--- BEGIN DATA SUPPLIED ---

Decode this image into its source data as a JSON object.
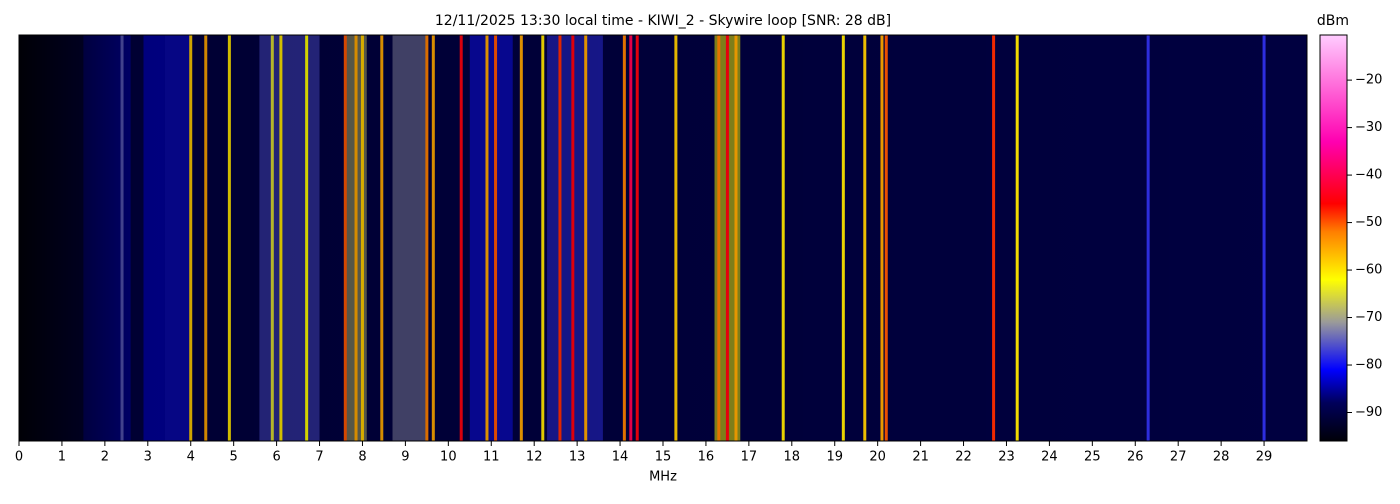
{
  "chart_data": {
    "type": "waterfall",
    "title": "12/11/2025 13:30 local time - KIWI_2 - Skywire loop [SNR: 28 dB]",
    "x_label": "MHz",
    "colorbar_label": "dBm",
    "xlim": [
      0,
      30
    ],
    "xticks": [
      0,
      1,
      2,
      3,
      4,
      5,
      6,
      7,
      8,
      9,
      10,
      11,
      12,
      13,
      14,
      15,
      16,
      17,
      18,
      19,
      20,
      21,
      22,
      23,
      24,
      25,
      26,
      27,
      28,
      29
    ],
    "clim": [
      -96,
      -10.5
    ],
    "cticks": [
      {
        "value": -20,
        "label": "−20"
      },
      {
        "value": -30,
        "label": "−30"
      },
      {
        "value": -40,
        "label": "−40"
      },
      {
        "value": -50,
        "label": "−50"
      },
      {
        "value": -60,
        "label": "−60"
      },
      {
        "value": -70,
        "label": "−70"
      },
      {
        "value": -80,
        "label": "−80"
      },
      {
        "value": -90,
        "label": "−90"
      }
    ],
    "colormap": [
      {
        "value": -96,
        "color": "#000008"
      },
      {
        "value": -88,
        "color": "#00005a"
      },
      {
        "value": -81,
        "color": "#0000ff"
      },
      {
        "value": -71,
        "color": "#9a9a9a"
      },
      {
        "value": -62,
        "color": "#ffff00"
      },
      {
        "value": -52,
        "color": "#ff8000"
      },
      {
        "value": -46,
        "color": "#ff0000"
      },
      {
        "value": -33,
        "color": "#ff00b0"
      },
      {
        "value": -10.5,
        "color": "#ffccff"
      }
    ],
    "bands": {
      "start": [
        1.5,
        2.9,
        3.4,
        5.6,
        7.6,
        8.7,
        10.5,
        12.3,
        16.2
      ],
      "end": [
        2.6,
        3.4,
        4.0,
        7.0,
        8.1,
        9.5,
        11.5,
        13.6,
        16.8
      ],
      "values": [
        -84,
        -82,
        -80,
        -76,
        -68,
        -72,
        -80,
        -78,
        -62
      ]
    },
    "signals": {
      "x": [
        2.4,
        4.0,
        4.35,
        4.9,
        5.9,
        6.1,
        6.7,
        7.6,
        7.85,
        8.0,
        8.45,
        9.5,
        9.65,
        10.3,
        10.9,
        11.1,
        11.7,
        12.2,
        12.6,
        12.9,
        13.2,
        14.1,
        14.25,
        14.4,
        15.3,
        16.3,
        16.5,
        16.7,
        17.8,
        19.2,
        19.7,
        20.1,
        20.2,
        22.7,
        23.25,
        26.3,
        29.0
      ],
      "values": [
        -75,
        -58,
        -55,
        -60,
        -65,
        -60,
        -62,
        -50,
        -55,
        -58,
        -55,
        -52,
        -55,
        -45,
        -55,
        -50,
        -55,
        -60,
        -48,
        -45,
        -55,
        -52,
        -40,
        -45,
        -58,
        -52,
        -45,
        -55,
        -60,
        -60,
        -58,
        -55,
        -50,
        -48,
        -60,
        -78,
        -78
      ]
    }
  }
}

--- END DATA SUPPLIED ---

TASK TO COMPLETE => Write out the entries above verbatim; the pictures do not belong in your copy.

CORRECT RESULT =>
Decode this image into its source data as a JSON object.
{
  "chart_data": {
    "type": "waterfall",
    "title": "12/11/2025 13:30 local time - KIWI_2 - Skywire loop [SNR: 28 dB]",
    "x_label": "MHz",
    "colorbar_label": "dBm",
    "xlim": [
      0,
      30
    ],
    "xticks": [
      0,
      1,
      2,
      3,
      4,
      5,
      6,
      7,
      8,
      9,
      10,
      11,
      12,
      13,
      14,
      15,
      16,
      17,
      18,
      19,
      20,
      21,
      22,
      23,
      24,
      25,
      26,
      27,
      28,
      29
    ],
    "clim": [
      -96,
      -10.5
    ],
    "cticks": [
      {
        "value": -20,
        "label": "−20"
      },
      {
        "value": -30,
        "label": "−30"
      },
      {
        "value": -40,
        "label": "−40"
      },
      {
        "value": -50,
        "label": "−50"
      },
      {
        "value": -60,
        "label": "−60"
      },
      {
        "value": -70,
        "label": "−70"
      },
      {
        "value": -80,
        "label": "−80"
      },
      {
        "value": -90,
        "label": "−90"
      }
    ],
    "colormap": [
      {
        "value": -96,
        "color": "#000008"
      },
      {
        "value": -88,
        "color": "#00005a"
      },
      {
        "value": -81,
        "color": "#0000ff"
      },
      {
        "value": -71,
        "color": "#9a9a9a"
      },
      {
        "value": -62,
        "color": "#ffff00"
      },
      {
        "value": -52,
        "color": "#ff8000"
      },
      {
        "value": -46,
        "color": "#ff0000"
      },
      {
        "value": -33,
        "color": "#ff00b0"
      },
      {
        "value": -10.5,
        "color": "#ffccff"
      }
    ],
    "bands": {
      "start": [
        1.5,
        2.9,
        3.4,
        5.6,
        7.6,
        8.7,
        10.5,
        12.3,
        16.2
      ],
      "end": [
        2.6,
        3.4,
        4.0,
        7.0,
        8.1,
        9.5,
        11.5,
        13.6,
        16.8
      ],
      "values": [
        -84,
        -82,
        -80,
        -76,
        -68,
        -72,
        -80,
        -78,
        -62
      ]
    },
    "signals": {
      "x": [
        2.4,
        4.0,
        4.35,
        4.9,
        5.9,
        6.1,
        6.7,
        7.6,
        7.85,
        8.0,
        8.45,
        9.5,
        9.65,
        10.3,
        10.9,
        11.1,
        11.7,
        12.2,
        12.6,
        12.9,
        13.2,
        14.1,
        14.25,
        14.4,
        15.3,
        16.3,
        16.5,
        16.7,
        17.8,
        19.2,
        19.7,
        20.1,
        20.2,
        22.7,
        23.25,
        26.3,
        29.0
      ],
      "values": [
        -75,
        -58,
        -55,
        -60,
        -65,
        -60,
        -62,
        -50,
        -55,
        -58,
        -55,
        -52,
        -55,
        -45,
        -55,
        -50,
        -55,
        -60,
        -48,
        -45,
        -55,
        -52,
        -40,
        -45,
        -58,
        -52,
        -45,
        -55,
        -60,
        -60,
        -58,
        -55,
        -50,
        -48,
        -60,
        -78,
        -78
      ]
    }
  }
}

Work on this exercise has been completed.